**WRITTEN REQUEST:** Copy out each line of the material below with no changes.

Lines of data

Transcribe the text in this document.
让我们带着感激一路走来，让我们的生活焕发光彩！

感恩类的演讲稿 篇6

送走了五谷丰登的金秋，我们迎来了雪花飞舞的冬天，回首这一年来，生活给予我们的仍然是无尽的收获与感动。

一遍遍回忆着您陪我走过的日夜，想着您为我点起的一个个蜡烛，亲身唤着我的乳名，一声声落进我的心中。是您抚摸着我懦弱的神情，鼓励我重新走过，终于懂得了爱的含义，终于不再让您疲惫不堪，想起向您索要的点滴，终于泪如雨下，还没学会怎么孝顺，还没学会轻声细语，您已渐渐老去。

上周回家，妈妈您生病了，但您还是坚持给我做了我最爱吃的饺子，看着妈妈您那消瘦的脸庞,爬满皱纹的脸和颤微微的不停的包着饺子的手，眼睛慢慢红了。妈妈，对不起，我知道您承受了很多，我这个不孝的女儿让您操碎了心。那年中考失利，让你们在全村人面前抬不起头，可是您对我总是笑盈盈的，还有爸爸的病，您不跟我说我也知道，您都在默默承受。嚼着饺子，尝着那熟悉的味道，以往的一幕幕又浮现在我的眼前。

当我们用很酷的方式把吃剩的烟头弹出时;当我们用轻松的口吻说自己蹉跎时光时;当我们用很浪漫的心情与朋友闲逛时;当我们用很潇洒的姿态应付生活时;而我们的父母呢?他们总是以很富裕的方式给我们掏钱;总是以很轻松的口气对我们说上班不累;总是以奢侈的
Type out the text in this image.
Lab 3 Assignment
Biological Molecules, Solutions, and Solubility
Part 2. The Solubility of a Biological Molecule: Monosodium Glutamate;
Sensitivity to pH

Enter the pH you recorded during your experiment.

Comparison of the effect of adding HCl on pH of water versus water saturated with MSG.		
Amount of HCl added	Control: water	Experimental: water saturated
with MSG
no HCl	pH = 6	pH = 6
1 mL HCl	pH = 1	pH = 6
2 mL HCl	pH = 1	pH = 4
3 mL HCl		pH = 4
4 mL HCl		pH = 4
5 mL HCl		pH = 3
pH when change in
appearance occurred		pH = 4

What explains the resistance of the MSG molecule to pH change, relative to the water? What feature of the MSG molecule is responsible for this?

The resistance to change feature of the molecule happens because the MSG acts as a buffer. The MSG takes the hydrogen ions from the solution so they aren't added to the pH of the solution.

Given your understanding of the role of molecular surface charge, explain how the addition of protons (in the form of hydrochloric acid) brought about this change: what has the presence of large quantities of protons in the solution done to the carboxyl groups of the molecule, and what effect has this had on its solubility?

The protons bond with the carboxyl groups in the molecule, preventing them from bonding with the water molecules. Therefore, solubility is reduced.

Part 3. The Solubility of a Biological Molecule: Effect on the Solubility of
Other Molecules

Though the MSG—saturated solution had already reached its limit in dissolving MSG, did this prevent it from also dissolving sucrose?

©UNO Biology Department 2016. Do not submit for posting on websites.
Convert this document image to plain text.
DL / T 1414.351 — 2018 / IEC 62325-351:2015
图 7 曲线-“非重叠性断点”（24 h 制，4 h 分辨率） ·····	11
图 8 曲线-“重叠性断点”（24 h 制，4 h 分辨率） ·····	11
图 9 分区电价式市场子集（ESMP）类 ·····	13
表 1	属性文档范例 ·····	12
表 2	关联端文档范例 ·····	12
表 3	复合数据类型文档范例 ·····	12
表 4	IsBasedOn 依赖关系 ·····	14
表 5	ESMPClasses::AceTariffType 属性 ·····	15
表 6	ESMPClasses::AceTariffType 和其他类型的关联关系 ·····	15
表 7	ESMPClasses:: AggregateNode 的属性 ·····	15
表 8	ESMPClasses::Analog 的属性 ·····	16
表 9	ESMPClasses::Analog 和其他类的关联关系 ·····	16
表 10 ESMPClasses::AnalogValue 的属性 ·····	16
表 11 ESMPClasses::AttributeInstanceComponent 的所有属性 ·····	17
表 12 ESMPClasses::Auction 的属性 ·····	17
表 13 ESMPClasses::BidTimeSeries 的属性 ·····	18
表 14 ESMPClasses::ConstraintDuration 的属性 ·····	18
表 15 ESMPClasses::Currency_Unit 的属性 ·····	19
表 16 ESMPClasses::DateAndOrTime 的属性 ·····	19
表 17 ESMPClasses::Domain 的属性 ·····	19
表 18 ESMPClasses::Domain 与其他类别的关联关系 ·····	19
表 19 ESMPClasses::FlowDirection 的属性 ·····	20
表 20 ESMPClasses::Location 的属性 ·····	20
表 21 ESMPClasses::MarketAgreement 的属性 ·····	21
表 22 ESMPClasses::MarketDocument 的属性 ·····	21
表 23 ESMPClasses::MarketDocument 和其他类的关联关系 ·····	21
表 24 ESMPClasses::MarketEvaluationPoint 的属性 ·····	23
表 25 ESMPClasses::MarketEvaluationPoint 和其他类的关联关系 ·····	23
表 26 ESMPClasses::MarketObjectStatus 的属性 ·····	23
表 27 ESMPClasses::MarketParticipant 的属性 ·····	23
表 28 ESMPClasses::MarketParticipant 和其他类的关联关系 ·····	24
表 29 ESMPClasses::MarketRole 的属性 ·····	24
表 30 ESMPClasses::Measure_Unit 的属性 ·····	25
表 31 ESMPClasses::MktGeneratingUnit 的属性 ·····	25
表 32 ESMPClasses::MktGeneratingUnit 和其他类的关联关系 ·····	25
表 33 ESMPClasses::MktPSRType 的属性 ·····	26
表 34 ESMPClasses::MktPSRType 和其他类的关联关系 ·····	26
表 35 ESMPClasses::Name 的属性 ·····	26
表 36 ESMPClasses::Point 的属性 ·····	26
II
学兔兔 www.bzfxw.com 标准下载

**TASK RESPONSE:**
Transcribe the text in this document.
让我们带着感激一路走来，让我们的生活焕发光彩！

感恩类的演讲稿 篇6

送走了五谷丰登的金秋，我们迎来了雪花飞舞的冬天，回首这一年来，生活给予我们的仍然是无尽的收获与感动。

一遍遍回忆着您陪我走过的日夜，想着您为我点起的一个个蜡烛，亲身唤着我的乳名，一声声落进我的心中。是您抚摸着我懦弱的神情，鼓励我重新走过，终于懂得了爱的含义，终于不再让您疲惫不堪，想起向您索要的点滴，终于泪如雨下，还没学会怎么孝顺，还没学会轻声细语，您已渐渐老去。

上周回家，妈妈您生病了，但您还是坚持给我做了我最爱吃的饺子，看着妈妈您那消瘦的脸庞,爬满皱纹的脸和颤微微的不停的包着饺子的手，眼睛慢慢红了。妈妈，对不起，我知道您承受了很多，我这个不孝的女儿让您操碎了心。那年中考失利，让你们在全村人面前抬不起头，可是您对我总是笑盈盈的，还有爸爸的病，您不跟我说我也知道，您都在默默承受。嚼着饺子，尝着那熟悉的味道，以往的一幕幕又浮现在我的眼前。

当我们用很酷的方式把吃剩的烟头弹出时;当我们用轻松的口吻说自己蹉跎时光时;当我们用很浪漫的心情与朋友闲逛时;当我们用很潇洒的姿态应付生活时;而我们的父母呢?他们总是以很富裕的方式给我们掏钱;总是以很轻松的口气对我们说上班不累;总是以奢侈的
Type out the text in this image.
Lab 3 Assignment
Biological Molecules, Solutions, and Solubility
Part 2. The Solubility of a Biological Molecule: Monosodium Glutamate;
Sensitivity to pH

Enter the pH you recorded during your experiment.

Comparison of the effect of adding HCl on pH of water versus water saturated with MSG.		
Amount of HCl added	Control: water	Experimental: water saturated
with MSG
no HCl	pH = 6	pH = 6
1 mL HCl	pH = 1	pH = 6
2 mL HCl	pH = 1	pH = 4
3 mL HCl		pH = 4
4 mL HCl		pH = 4
5 mL HCl		pH = 3
pH when change in
appearance occurred		pH = 4

What explains the resistance of the MSG molecule to pH change, relative to the water? What feature of the MSG molecule is responsible for this?

The resistance to change feature of the molecule happens because the MSG acts as a buffer. The MSG takes the hydrogen ions from the solution so they aren't added to the pH of the solution.

Given your understanding of the role of molecular surface charge, explain how the addition of protons (in the form of hydrochloric acid) brought about this change: what has the presence of large quantities of protons in the solution done to the carboxyl groups of the molecule, and what effect has this had on its solubility?

The protons bond with the carboxyl groups in the molecule, preventing them from bonding with the water molecules. Therefore, solubility is reduced.

Part 3. The Solubility of a Biological Molecule: Effect on the Solubility of
Other Molecules

Though the MSG—saturated solution had already reached its limit in dissolving MSG, did this prevent it from also dissolving sucrose?

©UNO Biology Department 2016. Do not submit for posting on websites.
Convert this document image to plain text.
DL / T 1414.351 — 2018 / IEC 62325-351:2015
图 7 曲线-“非重叠性断点”（24 h 制，4 h 分辨率） ·····	11
图 8 曲线-“重叠性断点”（24 h 制，4 h 分辨率） ·····	11
图 9 分区电价式市场子集（ESMP）类 ·····	13
表 1	属性文档范例 ·····	12
表 2	关联端文档范例 ·····	12
表 3	复合数据类型文档范例 ·····	12
表 4	IsBasedOn 依赖关系 ·····	14
表 5	ESMPClasses::AceTariffType 属性 ·····	15
表 6	ESMPClasses::AceTariffType 和其他类型的关联关系 ·····	15
表 7	ESMPClasses:: AggregateNode 的属性 ·····	15
表 8	ESMPClasses::Analog 的属性 ·····	16
表 9	ESMPClasses::Analog 和其他类的关联关系 ·····	16
表 10 ESMPClasses::AnalogValue 的属性 ·····	16
表 11 ESMPClasses::AttributeInstanceComponent 的所有属性 ·····	17
表 12 ESMPClasses::Auction 的属性 ·····	17
表 13 ESMPClasses::BidTimeSeries 的属性 ·····	18
表 14 ESMPClasses::ConstraintDuration 的属性 ·····	18
表 15 ESMPClasses::Currency_Unit 的属性 ·····	19
表 16 ESMPClasses::DateAndOrTime 的属性 ·····	19
表 17 ESMPClasses::Domain 的属性 ·····	19
表 18 ESMPClasses::Domain 与其他类别的关联关系 ·····	19
表 19 ESMPClasses::FlowDirection 的属性 ·····	20
表 20 ESMPClasses::Location 的属性 ·····	20
表 21 ESMPClasses::MarketAgreement 的属性 ·····	21
表 22 ESMPClasses::MarketDocument 的属性 ·····	21
表 23 ESMPClasses::MarketDocument 和其他类的关联关系 ·····	21
表 24 ESMPClasses::MarketEvaluationPoint 的属性 ·····	23
表 25 ESMPClasses::MarketEvaluationPoint 和其他类的关联关系 ·····	23
表 26 ESMPClasses::MarketObjectStatus 的属性 ·····	23
表 27 ESMPClasses::MarketParticipant 的属性 ·····	23
表 28 ESMPClasses::MarketParticipant 和其他类的关联关系 ·····	24
表 29 ESMPClasses::MarketRole 的属性 ·····	24
表 30 ESMPClasses::Measure_Unit 的属性 ·····	25
表 31 ESMPClasses::MktGeneratingUnit 的属性 ·····	25
表 32 ESMPClasses::MktGeneratingUnit 和其他类的关联关系 ·····	25
表 33 ESMPClasses::MktPSRType 的属性 ·····	26
表 34 ESMPClasses::MktPSRType 和其他类的关联关系 ·····	26
表 35 ESMPClasses::Name 的属性 ·····	26
表 36 ESMPClasses::Point 的属性 ·····	26
II
学兔兔 www.bzfxw.com 标准下载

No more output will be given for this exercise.